----- SUPPLIED RECORDS

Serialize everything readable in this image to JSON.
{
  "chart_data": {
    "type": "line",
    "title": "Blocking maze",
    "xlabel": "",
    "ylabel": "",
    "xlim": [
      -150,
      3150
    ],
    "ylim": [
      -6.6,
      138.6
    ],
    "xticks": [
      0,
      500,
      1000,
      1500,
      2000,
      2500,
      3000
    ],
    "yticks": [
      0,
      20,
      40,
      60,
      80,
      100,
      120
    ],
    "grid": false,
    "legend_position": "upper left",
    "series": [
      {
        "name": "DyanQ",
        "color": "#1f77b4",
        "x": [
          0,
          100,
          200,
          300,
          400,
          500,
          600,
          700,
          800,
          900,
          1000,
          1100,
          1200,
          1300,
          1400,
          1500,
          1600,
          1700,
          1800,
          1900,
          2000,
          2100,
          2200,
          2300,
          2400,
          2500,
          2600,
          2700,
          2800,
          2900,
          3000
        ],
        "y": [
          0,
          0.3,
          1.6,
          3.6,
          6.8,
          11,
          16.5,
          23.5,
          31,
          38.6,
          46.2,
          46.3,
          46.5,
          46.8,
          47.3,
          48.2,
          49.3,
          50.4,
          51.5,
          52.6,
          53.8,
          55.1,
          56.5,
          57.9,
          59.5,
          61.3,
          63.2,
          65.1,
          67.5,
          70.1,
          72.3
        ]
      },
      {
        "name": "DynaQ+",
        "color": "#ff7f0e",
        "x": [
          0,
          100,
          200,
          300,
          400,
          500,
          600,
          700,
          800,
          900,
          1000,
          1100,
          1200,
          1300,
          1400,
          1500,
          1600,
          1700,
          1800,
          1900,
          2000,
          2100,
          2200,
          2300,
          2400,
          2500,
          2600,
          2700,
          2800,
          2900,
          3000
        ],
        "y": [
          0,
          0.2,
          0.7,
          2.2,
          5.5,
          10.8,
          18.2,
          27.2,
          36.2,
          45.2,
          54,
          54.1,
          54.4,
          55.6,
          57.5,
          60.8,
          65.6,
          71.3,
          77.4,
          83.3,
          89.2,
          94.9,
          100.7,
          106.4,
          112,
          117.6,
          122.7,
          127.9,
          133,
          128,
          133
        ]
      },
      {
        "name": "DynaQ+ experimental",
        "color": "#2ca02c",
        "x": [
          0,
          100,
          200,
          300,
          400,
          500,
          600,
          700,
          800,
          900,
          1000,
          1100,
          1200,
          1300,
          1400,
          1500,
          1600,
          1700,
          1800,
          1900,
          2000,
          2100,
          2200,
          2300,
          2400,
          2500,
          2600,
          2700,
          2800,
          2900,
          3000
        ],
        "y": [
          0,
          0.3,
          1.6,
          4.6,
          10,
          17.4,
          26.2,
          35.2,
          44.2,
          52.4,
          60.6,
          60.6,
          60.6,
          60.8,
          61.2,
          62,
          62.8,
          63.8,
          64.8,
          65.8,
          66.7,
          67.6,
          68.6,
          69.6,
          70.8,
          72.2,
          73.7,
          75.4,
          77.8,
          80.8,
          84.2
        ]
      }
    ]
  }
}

----------

● WRITTEN TASK:
Repeat the whole listing exactly, keeping every line intact.

● WRITTEN REPLY:
Serialize everything readable in this image to JSON.
{
  "chart_data": {
    "type": "line",
    "title": "Blocking maze",
    "xlabel": "",
    "ylabel": "",
    "xlim": [
      -150,
      3150
    ],
    "ylim": [
      -6.6,
      138.6
    ],
    "xticks": [
      0,
      500,
      1000,
      1500,
      2000,
      2500,
      3000
    ],
    "yticks": [
      0,
      20,
      40,
      60,
      80,
      100,
      120
    ],
    "grid": false,
    "legend_position": "upper left",
    "series": [
      {
        "name": "DyanQ",
        "color": "#1f77b4",
        "x": [
          0,
          100,
          200,
          300,
          400,
          500,
          600,
          700,
          800,
          900,
          1000,
          1100,
          1200,
          1300,
          1400,
          1500,
          1600,
          1700,
          1800,
          1900,
          2000,
          2100,
          2200,
          2300,
          2400,
          2500,
          2600,
          2700,
          2800,
          2900,
          3000
        ],
        "y": [
          0,
          0.3,
          1.6,
          3.6,
          6.8,
          11,
          16.5,
          23.5,
          31,
          38.6,
          46.2,
          46.3,
          46.5,
          46.8,
          47.3,
          48.2,
          49.3,
          50.4,
          51.5,
          52.6,
          53.8,
          55.1,
          56.5,
          57.9,
          59.5,
          61.3,
          63.2,
          65.1,
          67.5,
          70.1,
          72.3
        ]
      },
      {
        "name": "DynaQ+",
        "color": "#ff7f0e",
        "x": [
          0,
          100,
          200,
          300,
          400,
          500,
          600,
          700,
          800,
          900,
          1000,
          1100,
          1200,
          1300,
          1400,
          1500,
          1600,
          1700,
          1800,
          1900,
          2000,
          2100,
          2200,
          2300,
          2400,
          2500,
          2600,
          2700,
          2800,
          2900,
          3000
        ],
        "y": [
          0,
          0.2,
          0.7,
          2.2,
          5.5,
          10.8,
          18.2,
          27.2,
          36.2,
          45.2,
          54,
          54.1,
          54.4,
          55.6,
          57.5,
          60.8,
          65.6,
          71.3,
          77.4,
          83.3,
          89.2,
          94.9,
          100.7,
          106.4,
          112,
          117.6,
          122.7,
          127.9,
          133,
          128,
          133
        ]
      },
      {
        "name": "DynaQ+ experimental",
        "color": "#2ca02c",
        "x": [
          0,
          100,
          200,
          300,
          400,
          500,
          600,
          700,
          800,
          900,
          1000,
          1100,
          1200,
          1300,
          1400,
          1500,
          1600,
          1700,
          1800,
          1900,
          2000,
          2100,
          2200,
          2300,
          2400,
          2500,
          2600,
          2700,
          2800,
          2900,
          3000
        ],
        "y": [
          0,
          0.3,
          1.6,
          4.6,
          10,
          17.4,
          26.2,
          35.2,
          44.2,
          52.4,
          60.6,
          60.6,
          60.6,
          60.8,
          61.2,
          62,
          62.8,
          63.8,
          64.8,
          65.8,
          66.7,
          67.6,
          68.6,
          69.6,
          70.8,
          72.2,
          73.7,
          75.4,
          77.8,
          80.8,
          84.2
        ]
      }
    ]
  }
}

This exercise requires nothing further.